Return the whole listing, line for line, without the pictures in it.

Stored data:
start
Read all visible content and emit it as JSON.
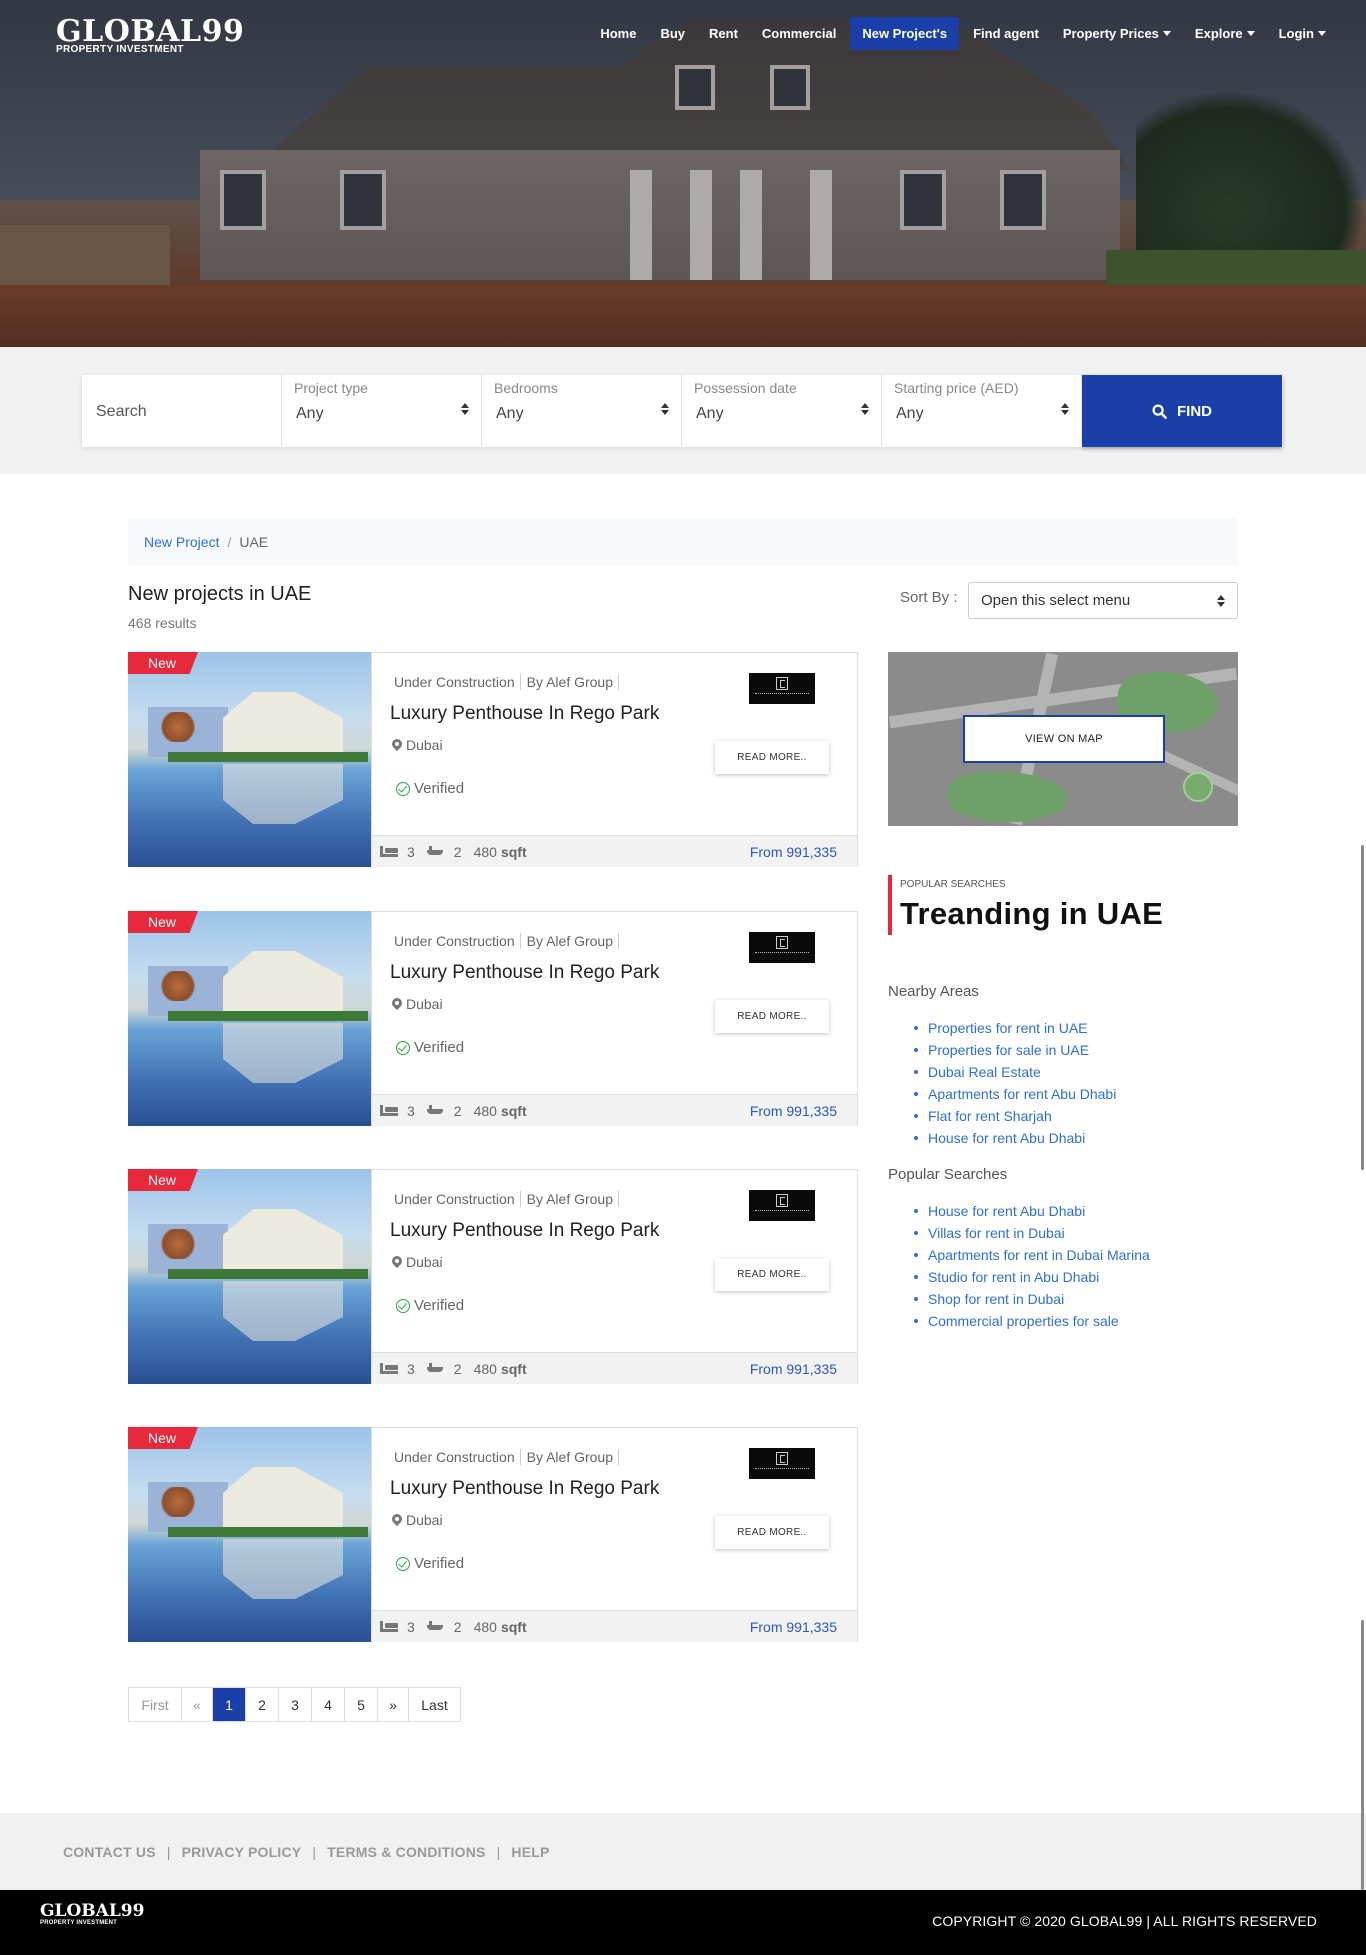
{
  "brand": {
    "name": "GLOBAL99",
    "tagline": "PROPERTY INVESTMENT"
  },
  "nav": {
    "items": [
      {
        "label": "Home",
        "dropdown": false,
        "active": false
      },
      {
        "label": "Buy",
        "dropdown": false,
        "active": false
      },
      {
        "label": "Rent",
        "dropdown": false,
        "active": false
      },
      {
        "label": "Commercial",
        "dropdown": false,
        "active": false
      },
      {
        "label": "New Project's",
        "dropdown": false,
        "active": true
      },
      {
        "label": "Find agent",
        "dropdown": false,
        "active": false
      },
      {
        "label": "Property Prices",
        "dropdown": true,
        "active": false
      },
      {
        "label": "Explore",
        "dropdown": true,
        "active": false
      },
      {
        "label": "Login",
        "dropdown": true,
        "active": false
      }
    ]
  },
  "search": {
    "placeholder": "Search",
    "fields": [
      {
        "label": "Project type",
        "value": "Any"
      },
      {
        "label": "Bedrooms",
        "value": "Any"
      },
      {
        "label": "Possession date",
        "value": "Any"
      },
      {
        "label": "Starting price (AED)",
        "value": "Any"
      }
    ],
    "find_label": "FIND"
  },
  "breadcrumb": {
    "link": "New Project",
    "separator": "/",
    "current": "UAE"
  },
  "listing": {
    "title": "New projects in UAE",
    "results": "468 results",
    "sort_label": "Sort By :",
    "sort_value": "Open this select menu"
  },
  "cards": [
    {
      "badge": "New",
      "status": "Under Construction",
      "developer": "By Alef Group",
      "name": "Luxury Penthouse In Rego Park",
      "location": "Dubai",
      "verified": "Verified",
      "read_more": "READ MORE..",
      "beds": "3",
      "baths": "2",
      "area": "480",
      "area_unit": "sqft",
      "price": "From 991,335"
    },
    {
      "badge": "New",
      "status": "Under Construction",
      "developer": "By Alef Group",
      "name": "Luxury Penthouse In Rego Park",
      "location": "Dubai",
      "verified": "Verified",
      "read_more": "READ MORE..",
      "beds": "3",
      "baths": "2",
      "area": "480",
      "area_unit": "sqft",
      "price": "From 991,335"
    },
    {
      "badge": "New",
      "status": "Under Construction",
      "developer": "By Alef Group",
      "name": "Luxury Penthouse In Rego Park",
      "location": "Dubai",
      "verified": "Verified",
      "read_more": "READ MORE..",
      "beds": "3",
      "baths": "2",
      "area": "480",
      "area_unit": "sqft",
      "price": "From 991,335"
    },
    {
      "badge": "New",
      "status": "Under Construction",
      "developer": "By Alef Group",
      "name": "Luxury Penthouse In Rego Park",
      "location": "Dubai",
      "verified": "Verified",
      "read_more": "READ MORE..",
      "beds": "3",
      "baths": "2",
      "area": "480",
      "area_unit": "sqft",
      "price": "From 991,335"
    }
  ],
  "sidebar": {
    "map_button": "VIEW ON MAP",
    "kicker": "POPULAR SEARCHES",
    "heading": "Treanding in UAE",
    "nearby_title": "Nearby Areas",
    "nearby": [
      "Properties for rent in UAE",
      "Properties for sale in UAE",
      "Dubai Real Estate",
      "Apartments for rent Abu Dhabi",
      "Flat for rent Sharjah",
      "House for rent Abu Dhabi"
    ],
    "popular_title": "Popular Searches",
    "popular": [
      "House for rent Abu Dhabi",
      "Villas for rent in Dubai",
      "Apartments for rent in Dubai Marina",
      "Studio for rent in Abu Dhabi",
      "Shop for rent in Dubai",
      "Commercial properties for sale"
    ]
  },
  "pagination": {
    "first": "First",
    "prev": "«",
    "pages": [
      "1",
      "2",
      "3",
      "4",
      "5"
    ],
    "current": "1",
    "next": "»",
    "last": "Last"
  },
  "footer": {
    "links": [
      "CONTACT US",
      "PRIVACY POLICY",
      "TERMS & CONDITIONS",
      "HELP"
    ],
    "link_separator": "|",
    "copyright": "COPYRIGHT © 2020 GLOBAL99 | ALL RIGHTS RESERVED"
  },
  "colors": {
    "primary": "#1b3fa8",
    "accent_red": "#e8283c",
    "link": "#2e6fd6",
    "price": "#2856c4",
    "verified": "#2aa845"
  }
}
end
• Response:
Read all visible content and emit it as JSON.
{
  "brand": {
    "name": "GLOBAL99",
    "tagline": "PROPERTY INVESTMENT"
  },
  "nav": {
    "items": [
      {
        "label": "Home",
        "dropdown": false,
        "active": false
      },
      {
        "label": "Buy",
        "dropdown": false,
        "active": false
      },
      {
        "label": "Rent",
        "dropdown": false,
        "active": false
      },
      {
        "label": "Commercial",
        "dropdown": false,
        "active": false
      },
      {
        "label": "New Project's",
        "dropdown": false,
        "active": true
      },
      {
        "label": "Find agent",
        "dropdown": false,
        "active": false
      },
      {
        "label": "Property Prices",
        "dropdown": true,
        "active": false
      },
      {
        "label": "Explore",
        "dropdown": true,
        "active": false
      },
      {
        "label": "Login",
        "dropdown": true,
        "active": false
      }
    ]
  },
  "search": {
    "placeholder": "Search",
    "fields": [
      {
        "label": "Project type",
        "value": "Any"
      },
      {
        "label": "Bedrooms",
        "value": "Any"
      },
      {
        "label": "Possession date",
        "value": "Any"
      },
      {
        "label": "Starting price (AED)",
        "value": "Any"
      }
    ],
    "find_label": "FIND"
  },
  "breadcrumb": {
    "link": "New Project",
    "separator": "/",
    "current": "UAE"
  },
  "listing": {
    "title": "New projects in UAE",
    "results": "468 results",
    "sort_label": "Sort By :",
    "sort_value": "Open this select menu"
  },
  "cards": [
    {
      "badge": "New",
      "status": "Under Construction",
      "developer": "By Alef Group",
      "name": "Luxury Penthouse In Rego Park",
      "location": "Dubai",
      "verified": "Verified",
      "read_more": "READ MORE..",
      "beds": "3",
      "baths": "2",
      "area": "480",
      "area_unit": "sqft",
      "price": "From 991,335"
    },
    {
      "badge": "New",
      "status": "Under Construction",
      "developer": "By Alef Group",
      "name": "Luxury Penthouse In Rego Park",
      "location": "Dubai",
      "verified": "Verified",
      "read_more": "READ MORE..",
      "beds": "3",
      "baths": "2",
      "area": "480",
      "area_unit": "sqft",
      "price": "From 991,335"
    },
    {
      "badge": "New",
      "status": "Under Construction",
      "developer": "By Alef Group",
      "name": "Luxury Penthouse In Rego Park",
      "location": "Dubai",
      "verified": "Verified",
      "read_more": "READ MORE..",
      "beds": "3",
      "baths": "2",
      "area": "480",
      "area_unit": "sqft",
      "price": "From 991,335"
    },
    {
      "badge": "New",
      "status": "Under Construction",
      "developer": "By Alef Group",
      "name": "Luxury Penthouse In Rego Park",
      "location": "Dubai",
      "verified": "Verified",
      "read_more": "READ MORE..",
      "beds": "3",
      "baths": "2",
      "area": "480",
      "area_unit": "sqft",
      "price": "From 991,335"
    }
  ],
  "sidebar": {
    "map_button": "VIEW ON MAP",
    "kicker": "POPULAR SEARCHES",
    "heading": "Treanding in UAE",
    "nearby_title": "Nearby Areas",
    "nearby": [
      "Properties for rent in UAE",
      "Properties for sale in UAE",
      "Dubai Real Estate",
      "Apartments for rent Abu Dhabi",
      "Flat for rent Sharjah",
      "House for rent Abu Dhabi"
    ],
    "popular_title": "Popular Searches",
    "popular": [
      "House for rent Abu Dhabi",
      "Villas for rent in Dubai",
      "Apartments for rent in Dubai Marina",
      "Studio for rent in Abu Dhabi",
      "Shop for rent in Dubai",
      "Commercial properties for sale"
    ]
  },
  "pagination": {
    "first": "First",
    "prev": "«",
    "pages": [
      "1",
      "2",
      "3",
      "4",
      "5"
    ],
    "current": "1",
    "next": "»",
    "last": "Last"
  },
  "footer": {
    "links": [
      "CONTACT US",
      "PRIVACY POLICY",
      "TERMS & CONDITIONS",
      "HELP"
    ],
    "link_separator": "|",
    "copyright": "COPYRIGHT © 2020 GLOBAL99 | ALL RIGHTS RESERVED"
  },
  "colors": {
    "primary": "#1b3fa8",
    "accent_red": "#e8283c",
    "link": "#2e6fd6",
    "price": "#2856c4",
    "verified": "#2aa845"
  }
}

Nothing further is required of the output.